_What to do_.
Reproduce all of the material below line for line, without any changes, and leave out the pictures.
"""
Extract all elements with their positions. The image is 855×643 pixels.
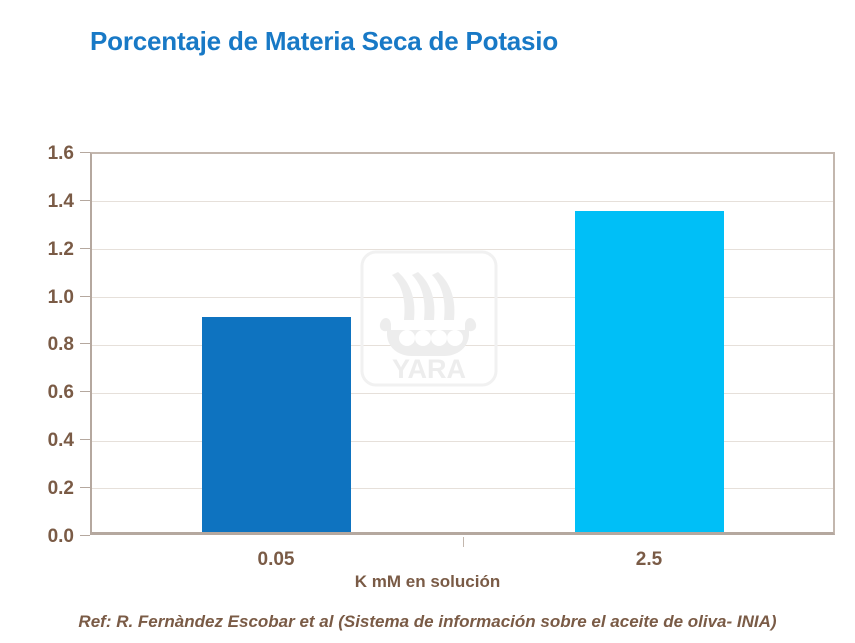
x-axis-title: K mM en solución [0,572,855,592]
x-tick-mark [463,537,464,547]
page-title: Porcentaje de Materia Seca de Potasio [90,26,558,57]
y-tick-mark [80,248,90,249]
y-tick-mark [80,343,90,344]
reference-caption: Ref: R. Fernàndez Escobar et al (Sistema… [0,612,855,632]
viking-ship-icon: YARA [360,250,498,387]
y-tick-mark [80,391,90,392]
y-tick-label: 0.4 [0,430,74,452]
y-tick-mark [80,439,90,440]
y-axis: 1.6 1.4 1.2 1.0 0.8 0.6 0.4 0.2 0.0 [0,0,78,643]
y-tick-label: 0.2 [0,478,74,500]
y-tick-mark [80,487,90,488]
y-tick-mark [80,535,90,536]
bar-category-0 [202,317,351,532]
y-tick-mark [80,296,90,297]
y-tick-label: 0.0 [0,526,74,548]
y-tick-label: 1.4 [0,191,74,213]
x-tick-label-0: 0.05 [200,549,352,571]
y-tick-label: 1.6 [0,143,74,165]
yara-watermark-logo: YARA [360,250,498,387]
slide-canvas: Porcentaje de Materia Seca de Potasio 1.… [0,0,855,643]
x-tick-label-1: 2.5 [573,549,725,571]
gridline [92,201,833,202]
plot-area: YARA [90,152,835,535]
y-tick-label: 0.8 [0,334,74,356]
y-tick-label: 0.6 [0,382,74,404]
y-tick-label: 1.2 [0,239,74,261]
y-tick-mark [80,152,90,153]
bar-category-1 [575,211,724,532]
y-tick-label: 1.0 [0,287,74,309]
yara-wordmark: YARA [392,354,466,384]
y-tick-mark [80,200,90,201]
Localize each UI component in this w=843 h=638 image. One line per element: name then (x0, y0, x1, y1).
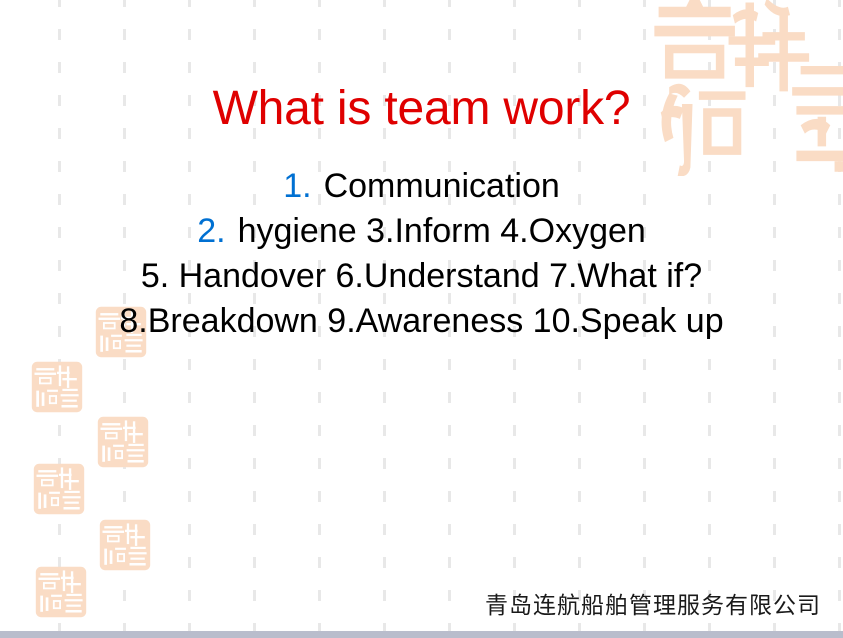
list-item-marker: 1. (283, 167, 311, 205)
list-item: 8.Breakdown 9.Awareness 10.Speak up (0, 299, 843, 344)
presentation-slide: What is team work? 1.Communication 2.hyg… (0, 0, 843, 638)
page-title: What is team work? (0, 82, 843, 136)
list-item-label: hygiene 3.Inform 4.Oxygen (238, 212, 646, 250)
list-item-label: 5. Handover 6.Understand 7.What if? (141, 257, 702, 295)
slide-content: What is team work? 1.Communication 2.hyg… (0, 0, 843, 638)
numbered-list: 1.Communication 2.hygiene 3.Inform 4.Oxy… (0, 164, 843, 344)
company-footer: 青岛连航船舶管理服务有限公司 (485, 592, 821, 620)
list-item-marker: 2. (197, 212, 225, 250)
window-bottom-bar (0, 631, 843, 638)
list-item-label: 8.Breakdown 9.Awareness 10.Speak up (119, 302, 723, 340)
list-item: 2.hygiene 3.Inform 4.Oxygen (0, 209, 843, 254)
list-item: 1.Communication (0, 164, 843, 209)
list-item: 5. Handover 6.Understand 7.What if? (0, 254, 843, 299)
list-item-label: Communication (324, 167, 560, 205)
"""
_Written answer_.
Extract all elements with their positions. The image is 855×643 pixels.
x-axis-title: K mM en solución [0,572,855,592]
x-tick-mark [463,537,464,547]
page-title: Porcentaje de Materia Seca de Potasio [90,26,558,57]
y-tick-mark [80,248,90,249]
y-tick-mark [80,343,90,344]
reference-caption: Ref: R. Fernàndez Escobar et al (Sistema… [0,612,855,632]
viking-ship-icon: YARA [360,250,498,387]
y-tick-mark [80,391,90,392]
y-tick-label: 0.4 [0,430,74,452]
y-tick-mark [80,439,90,440]
y-axis: 1.6 1.4 1.2 1.0 0.8 0.6 0.4 0.2 0.0 [0,0,78,643]
y-tick-label: 0.2 [0,478,74,500]
y-tick-mark [80,487,90,488]
y-tick-mark [80,535,90,536]
bar-category-0 [202,317,351,532]
y-tick-mark [80,296,90,297]
y-tick-label: 0.0 [0,526,74,548]
y-tick-label: 1.4 [0,191,74,213]
x-tick-label-0: 0.05 [200,549,352,571]
y-tick-label: 1.6 [0,143,74,165]
yara-watermark-logo: YARA [360,250,498,387]
slide-canvas: Porcentaje de Materia Seca de Potasio 1.… [0,0,855,643]
x-tick-label-1: 2.5 [573,549,725,571]
gridline [92,201,833,202]
plot-area: YARA [90,152,835,535]
y-tick-label: 0.8 [0,334,74,356]
y-tick-label: 0.6 [0,382,74,404]
y-tick-label: 1.2 [0,239,74,261]
y-tick-mark [80,152,90,153]
bar-category-1 [575,211,724,532]
y-tick-label: 1.0 [0,287,74,309]
yara-wordmark: YARA [392,354,466,384]
y-tick-mark [80,200,90,201]
Localize each UI component in this w=843 h=638 image. One line per element: name then (x0, y0, x1, y1).
list-item-marker: 1. (283, 167, 311, 205)
list-item: 8.Breakdown 9.Awareness 10.Speak up (0, 299, 843, 344)
presentation-slide: What is team work? 1.Communication 2.hyg… (0, 0, 843, 638)
page-title: What is team work? (0, 82, 843, 136)
list-item-label: hygiene 3.Inform 4.Oxygen (238, 212, 646, 250)
list-item-label: 5. Handover 6.Understand 7.What if? (141, 257, 702, 295)
slide-content: What is team work? 1.Communication 2.hyg… (0, 0, 843, 638)
numbered-list: 1.Communication 2.hygiene 3.Inform 4.Oxy… (0, 164, 843, 344)
company-footer: 青岛连航船舶管理服务有限公司 (485, 592, 821, 620)
list-item-marker: 2. (197, 212, 225, 250)
window-bottom-bar (0, 631, 843, 638)
list-item-label: 8.Breakdown 9.Awareness 10.Speak up (119, 302, 723, 340)
list-item: 2.hygiene 3.Inform 4.Oxygen (0, 209, 843, 254)
list-item: 1.Communication (0, 164, 843, 209)
list-item: 5. Handover 6.Understand 7.What if? (0, 254, 843, 299)
list-item-label: Communication (324, 167, 560, 205)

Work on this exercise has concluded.